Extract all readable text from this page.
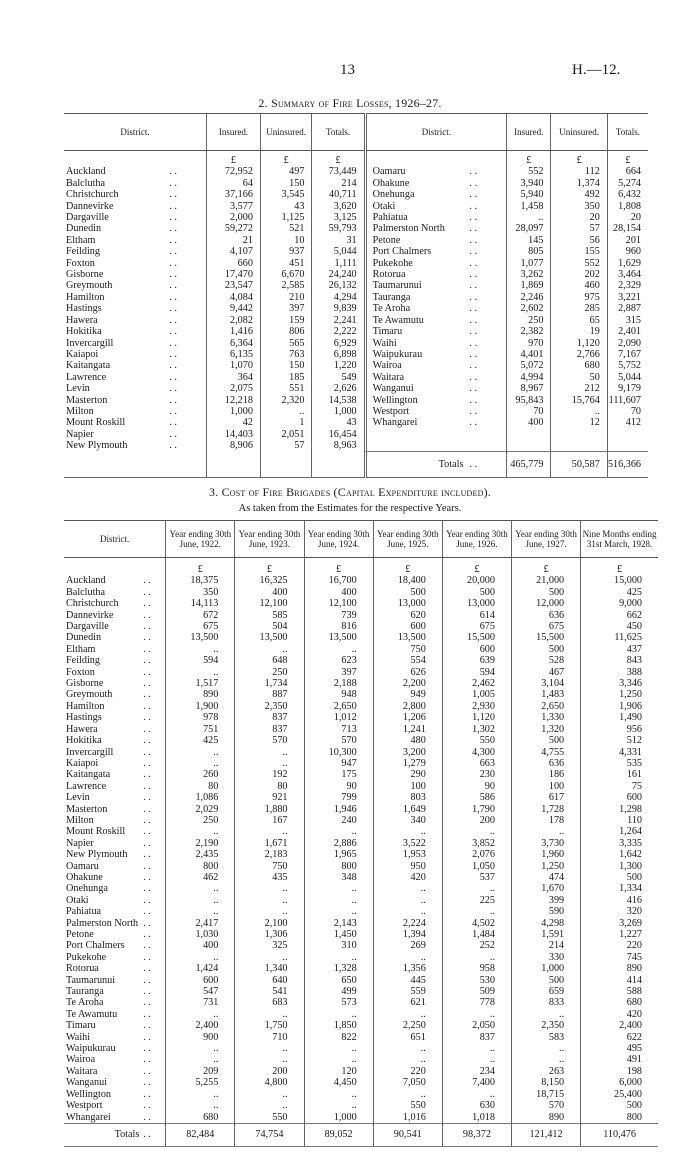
13	H.—12.
2. Summary of Fire Losses, 1926–27.
District.		Insured.	Uninsured.	Totals.	District.		Insured.	Uninsured.	Totals.
		£	£	£			£	£	£
Auckland	. .	72,952	497	73,449	Oamaru	. .	552	112	664
Balclutha	. .	64	150	214	Ohakune	. .	3,940	1,374	5,274
Christchurch	. .	37,166	3,545	40,711	Onehunga	. .	5,940	492	6,432
Dannevirke	. .	3,577	43	3,620	Otaki	. .	1,458	350	1,808
Dargaville	. .	2,000	1,125	3,125	Pahiatua	. .	..	20	20
Dunedin	. .	59,272	521	59,793	Palmerston North	. .	28,097	57	28,154
Eltham	. .	21	10	31	Petone	. .	145	56	201
Feilding	. .	4,107	937	5,044	Port Chalmers	. .	805	155	960
Foxton	. .	660	451	1,111	Pukekohe	. .	1,077	552	1,629
Gisborne	. .	17,470	6,670	24,240	Rotorua	. .	3,262	202	3,464
Greymouth	. .	23,547	2,585	26,132	Taumarunui	. .	1,869	460	2,329
Hamilton	. .	4,084	210	4,294	Tauranga	. .	2,246	975	3,221
Hastings	. .	9,442	397	9,839	Te Aroha	. .	2,602	285	2,887
Hawera	. .	2,082	159	2,241	Te Awamutu	. .	250	65	315
Hokitika	. .	1,416	806	2,222	Timaru	. .	2,382	19	2,401
Invercargill	. .	6,364	565	6,929	Waihi	. .	970	1,120	2,090
Kaiapoi	. .	6,135	763	6,898	Waipukurau	. .	4,401	2,766	7,167
Kaitangata	. .	1,070	150	1,220	Wairoa	. .	5,072	680	5,752
Lawrence	. .	364	185	549	Waitara	. .	4,994	50	5,044
Levin	. .	2,075	551	2,626	Wanganui	. .	8,967	212	9,179
Masterton	. .	12,218	2,320	14,538	Wellington	. .	95,843	15,764	111,607
Milton	. .	1,000	..	1,000	Westport	. .	70	..	70
Mount Roskill	. .	42	1	43	Whangarei	. .	400	12	412
Napier	. .	14,403	2,051	16,454					
New Plymouth	. .	8,906	57	8,963					
					Totals	. .	465,779	50,587	516,366

3. Cost of Fire Brigades (Capital Expenditure included).
As taken from the Estimates for the respective Years.
District.		Year ending 30th June, 1922.	Year ending 30th June, 1923.	Year ending 30th June, 1924.	Year ending 30th June, 1925.	Year ending 30th June, 1926.	Year ending 30th June, 1927.	Nine Months ending 31st March, 1928.
		£	£	£	£	£	£	£
Auckland	. .	18,375	16,325	16,700	18,400	20,000	21,000	15,000
Balclutha	. .	350	400	400	500	500	500	425
Christchurch	. .	14,113	12,100	12,100	13,000	13,000	12,000	9,000
Dannevirke	. .	672	585	739	620	614	636	662
Dargaville	. .	675	504	816	600	675	675	450
Dunedin	. .	13,500	13,500	13,500	13,500	15,500	15,500	11,625
Eltham	. .	..	..	..	750	600	500	437
Feilding	. .	594	648	623	554	639	528	843
Foxton	. .	..	250	397	626	594	467	388
Gisborne	. .	1,517	1,734	2,188	2,200	2,462	3,104	3,346
Greymouth	. .	890	887	948	949	1,005	1,483	1,250
Hamilton	. .	1,900	2,350	2,650	2,800	2,930	2,650	1,906
Hastings	. .	978	837	1,012	1,206	1,120	1,330	1,490
Hawera	. .	751	837	713	1,241	1,302	1,320	956
Hokitika	. .	425	570	570	480	550	500	512
Invercargill	. .	..	..	10,300	3,200	4,300	4,755	4,331
Kaiapoi	. .	..	..	947	1,279	663	636	535
Kaitangata	. .	260	192	175	290	230	186	161
Lawrence	. .	80	80	90	100	90	100	75
Levin	. .	1,086	921	799	803	586	617	600
Masterton	. .	2,029	1,880	1,946	1,649	1,790	1,728	1,298
Milton	. .	250	167	240	340	200	178	110
Mount Roskill	. .	..	..	..	..	..	..	1,264
Napier	. .	2,190	1,671	2,886	3,522	3,852	3,730	3,335
New Plymouth	. .	2,435	2,183	1,965	1,953	2,076	1,960	1,642
Oamaru	. .	800	750	800	950	1,050	1,250	1,300
Ohakune	. .	462	435	348	420	537	474	500
Onehunga	. .	..	..	..	..	..	1,670	1,334
Otaki	. .	..	..	..	..	225	399	416
Pahiatua	. .	..	..	..	..	..	590	320
Palmerston North	. .	2,417	2,100	2,143	2,224	4,502	4,298	3,269
Petone	. .	1,030	1,306	1,450	1,394	1,484	1,591	1,227
Port Chalmers	. .	400	325	310	269	252	214	220
Pukekohe	. .	..	..	..	..	..	330	745
Rotorua	. .	1,424	1,340	1,328	1,356	958	1,000	890
Taumarunui	. .	600	640	650	445	530	500	414
Tauranga	. .	547	541	499	559	509	659	588
Te Aroha	. .	731	683	573	621	778	833	680
Te Awamutu	. .	..	..	..	..	..	..	420
Timaru	. .	2,400	1,750	1,850	2,250	2,050	2,350	2,400
Waihi	. .	900	710	822	651	837	583	622
Waipukurau	. .	..	..	..	..	..	..	495
Wairoa	. .	..	..	..	..	..	..	491
Waitara	. .	209	200	120	220	234	263	198
Wanganui	. .	5,255	4,800	4,450	7,050	7,400	8,150	6,000
Wellington	. .	..	..	..	..	..	18,715	25,400
Westport	. .	..	..	..	550	630	570	500
Whangarei	. .	680	550	1,000	1,016	1,018	890	800
Totals	. .	82,484	74,754	89,052	90,541	98,372	121,412	110,476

================================

Quote all the records verbatim, dropping any pictures from your copy.

Extract all readable text from this page.
13	H.—12.
2. Summary of Fire Losses, 1926–27.
District.		Insured.	Uninsured.	Totals.	District.		Insured.	Uninsured.	Totals.
		£	£	£			£	£	£
Auckland	. .	72,952	497	73,449	Oamaru	. .	552	112	664
Balclutha	. .	64	150	214	Ohakune	. .	3,940	1,374	5,274
Christchurch	. .	37,166	3,545	40,711	Onehunga	. .	5,940	492	6,432
Dannevirke	. .	3,577	43	3,620	Otaki	. .	1,458	350	1,808
Dargaville	. .	2,000	1,125	3,125	Pahiatua	. .	..	20	20
Dunedin	. .	59,272	521	59,793	Palmerston North	. .	28,097	57	28,154
Eltham	. .	21	10	31	Petone	. .	145	56	201
Feilding	. .	4,107	937	5,044	Port Chalmers	. .	805	155	960
Foxton	. .	660	451	1,111	Pukekohe	. .	1,077	552	1,629
Gisborne	. .	17,470	6,670	24,240	Rotorua	. .	3,262	202	3,464
Greymouth	. .	23,547	2,585	26,132	Taumarunui	. .	1,869	460	2,329
Hamilton	. .	4,084	210	4,294	Tauranga	. .	2,246	975	3,221
Hastings	. .	9,442	397	9,839	Te Aroha	. .	2,602	285	2,887
Hawera	. .	2,082	159	2,241	Te Awamutu	. .	250	65	315
Hokitika	. .	1,416	806	2,222	Timaru	. .	2,382	19	2,401
Invercargill	. .	6,364	565	6,929	Waihi	. .	970	1,120	2,090
Kaiapoi	. .	6,135	763	6,898	Waipukurau	. .	4,401	2,766	7,167
Kaitangata	. .	1,070	150	1,220	Wairoa	. .	5,072	680	5,752
Lawrence	. .	364	185	549	Waitara	. .	4,994	50	5,044
Levin	. .	2,075	551	2,626	Wanganui	. .	8,967	212	9,179
Masterton	. .	12,218	2,320	14,538	Wellington	. .	95,843	15,764	111,607
Milton	. .	1,000	..	1,000	Westport	. .	70	..	70
Mount Roskill	. .	42	1	43	Whangarei	. .	400	12	412
Napier	. .	14,403	2,051	16,454					
New Plymouth	. .	8,906	57	8,963					
					Totals	. .	465,779	50,587	516,366

3. Cost of Fire Brigades (Capital Expenditure included).
As taken from the Estimates for the respective Years.
District.		Year ending 30th June, 1922.	Year ending 30th June, 1923.	Year ending 30th June, 1924.	Year ending 30th June, 1925.	Year ending 30th June, 1926.	Year ending 30th June, 1927.	Nine Months ending 31st March, 1928.
		£	£	£	£	£	£	£
Auckland	. .	18,375	16,325	16,700	18,400	20,000	21,000	15,000
Balclutha	. .	350	400	400	500	500	500	425
Christchurch	. .	14,113	12,100	12,100	13,000	13,000	12,000	9,000
Dannevirke	. .	672	585	739	620	614	636	662
Dargaville	. .	675	504	816	600	675	675	450
Dunedin	. .	13,500	13,500	13,500	13,500	15,500	15,500	11,625
Eltham	. .	..	..	..	750	600	500	437
Feilding	. .	594	648	623	554	639	528	843
Foxton	. .	..	250	397	626	594	467	388
Gisborne	. .	1,517	1,734	2,188	2,200	2,462	3,104	3,346
Greymouth	. .	890	887	948	949	1,005	1,483	1,250
Hamilton	. .	1,900	2,350	2,650	2,800	2,930	2,650	1,906
Hastings	. .	978	837	1,012	1,206	1,120	1,330	1,490
Hawera	. .	751	837	713	1,241	1,302	1,320	956
Hokitika	. .	425	570	570	480	550	500	512
Invercargill	. .	..	..	10,300	3,200	4,300	4,755	4,331
Kaiapoi	. .	..	..	947	1,279	663	636	535
Kaitangata	. .	260	192	175	290	230	186	161
Lawrence	. .	80	80	90	100	90	100	75
Levin	. .	1,086	921	799	803	586	617	600
Masterton	. .	2,029	1,880	1,946	1,649	1,790	1,728	1,298
Milton	. .	250	167	240	340	200	178	110
Mount Roskill	. .	..	..	..	..	..	..	1,264
Napier	. .	2,190	1,671	2,886	3,522	3,852	3,730	3,335
New Plymouth	. .	2,435	2,183	1,965	1,953	2,076	1,960	1,642
Oamaru	. .	800	750	800	950	1,050	1,250	1,300
Ohakune	. .	462	435	348	420	537	474	500
Onehunga	. .	..	..	..	..	..	1,670	1,334
Otaki	. .	..	..	..	..	225	399	416
Pahiatua	. .	..	..	..	..	..	590	320
Palmerston North	. .	2,417	2,100	2,143	2,224	4,502	4,298	3,269
Petone	. .	1,030	1,306	1,450	1,394	1,484	1,591	1,227
Port Chalmers	. .	400	325	310	269	252	214	220
Pukekohe	. .	..	..	..	..	..	330	745
Rotorua	. .	1,424	1,340	1,328	1,356	958	1,000	890
Taumarunui	. .	600	640	650	445	530	500	414
Tauranga	. .	547	541	499	559	509	659	588
Te Aroha	. .	731	683	573	621	778	833	680
Te Awamutu	. .	..	..	..	..	..	..	420
Timaru	. .	2,400	1,750	1,850	2,250	2,050	2,350	2,400
Waihi	. .	900	710	822	651	837	583	622
Waipukurau	. .	..	..	..	..	..	..	495
Wairoa	. .	..	..	..	..	..	..	491
Waitara	. .	209	200	120	220	234	263	198
Wanganui	. .	5,255	4,800	4,450	7,050	7,400	8,150	6,000
Wellington	. .	..	..	..	..	..	18,715	25,400
Westport	. .	..	..	..	550	630	570	500
Whangarei	. .	680	550	1,000	1,016	1,018	890	800
Totals	. .	82,484	74,754	89,052	90,541	98,372	121,412	110,476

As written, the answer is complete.